→ **TEXT BLOCK**:

## Start

Brantford (2016 population 97,496; CMA population 134,203) is a city in southwestern Ontario, Canada, founded on the Grand River. It is the seat of Brant County, but it is politically separate with a government independent of the county.

Brantford is sometimes known as the "Telephone City": former city resident Alexander Graham Bell invented the telephone at his father's home, the Bell Homestead. In 1876 he conducted the first long-distance telephone call, making it from Brantford to Paris, Ontario.

Brantford is also the birthplace of hockey player Wayne Gretzky, comedian Phil Hartman, as well as Group of Seven member Lawren Harris. Brantford is named after Joseph Brant, an important Mohawk chief during the American Revolutionary War and later, who led his people in their first decades in Upper Canada. Many of his and other First Nations citizens live on the neighbouring reserve of Six Nations of the Grand River First Nation, the most populous reserve in Canada.


Brant County Courthouse in Brantford

The Iroquoian-speaking Attawandaron, known in English as the Neutral Nation, lived in the Grand River valley area before the 17th century; their main village and seat of the chief, Kandoucho, was identified by 19th-century historians as having been located on the Grand River where present-day Brantford developed. This town, like the rest of their settlements, was destroyed when the Iroquois declared war in 1650 over the fur trade and exterminated the Neutral nation.

In 1784, Captain Joseph Brant and the Six Nations Indians of the Iroquois Confederacy left New York State for Canada. As a reward for their loyalty to the British Crown, they were given a large land grant, referred to as the Haldimand Tract, on the Grand River. The original Mohawk settlement was on the south edge of the present-day city at a location favourable for landing canoes. Brant's crossing of the river gave the original name to the area: Brant's ford. By 1847, European settlers began to settle further up the river at a ford in the Grand River and named their village Brantford. The Mohawk Chapel, built in the original Mohawk settlement, is Ontario's oldest Protestant church. Brantford was incorporated as a city in 1877.

The history of the Brantford region from 1793 to 1920 is described at length in the book At The Forks of The Grand.

## End

→ **GIVEN INFORMATION**:

## Start

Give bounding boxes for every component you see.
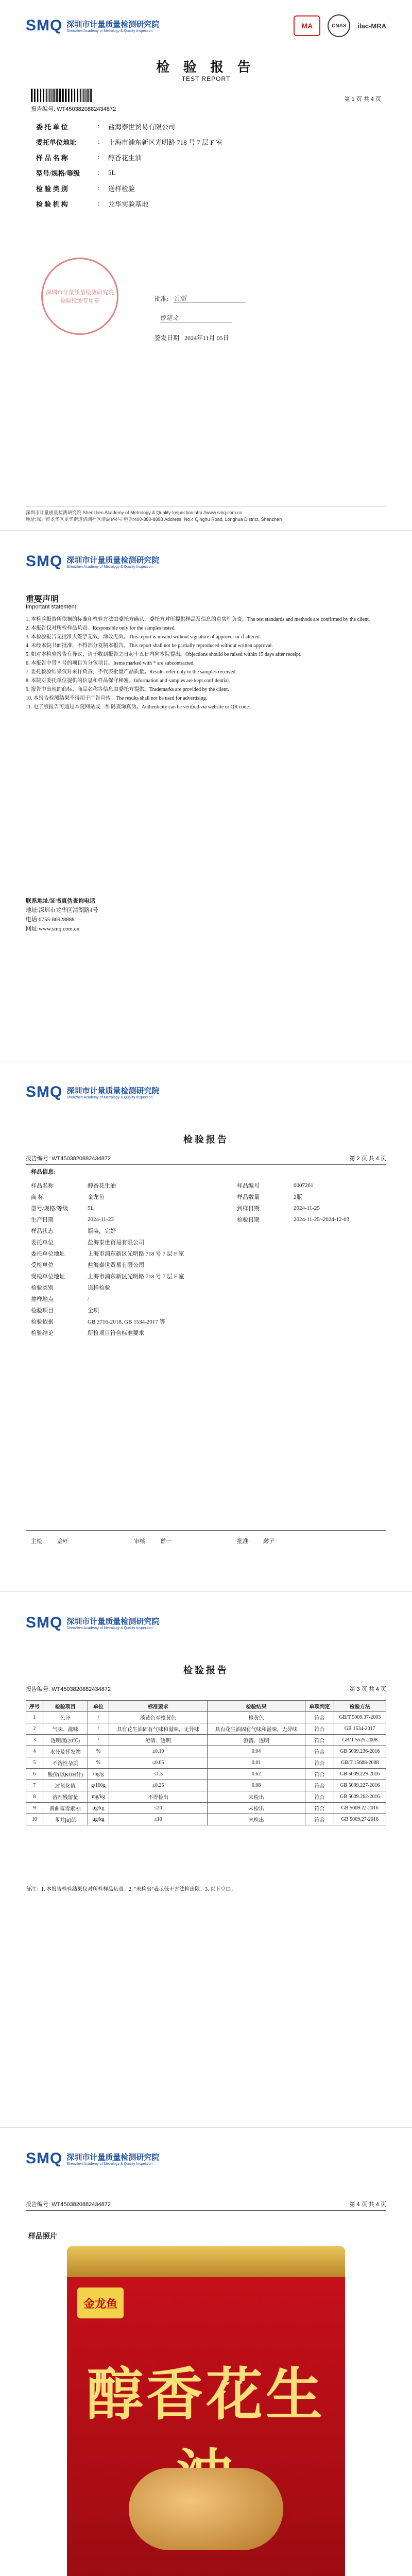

## End

→ **TASKS AND EXERCISES**:
(A) For each statement below, say yes or no depending on whether it agrees with the Brantford text, and quote the words of the text that decide it. (i) Brantford's government is independent of Brant County. (ii) The first long-distance telephone call was made from Paris, Ontario, to Brantford. (iii) The Mohawk Chapel is Ontario's oldest Protestant church.
(B) According to the Brantford text, in what year did Brantford become an incorporated city?

→ **IN RESPONSE**:
(A)
(i) Yes: "it is politically separate with a government independent of the county."
(ii) No: "making it from Brantford to Paris, Ontario."
(iii) Yes: "The Mohawk Chapel, built in the original Mohawk settlement, is Ontario's oldest Protestant church."

(B) 1877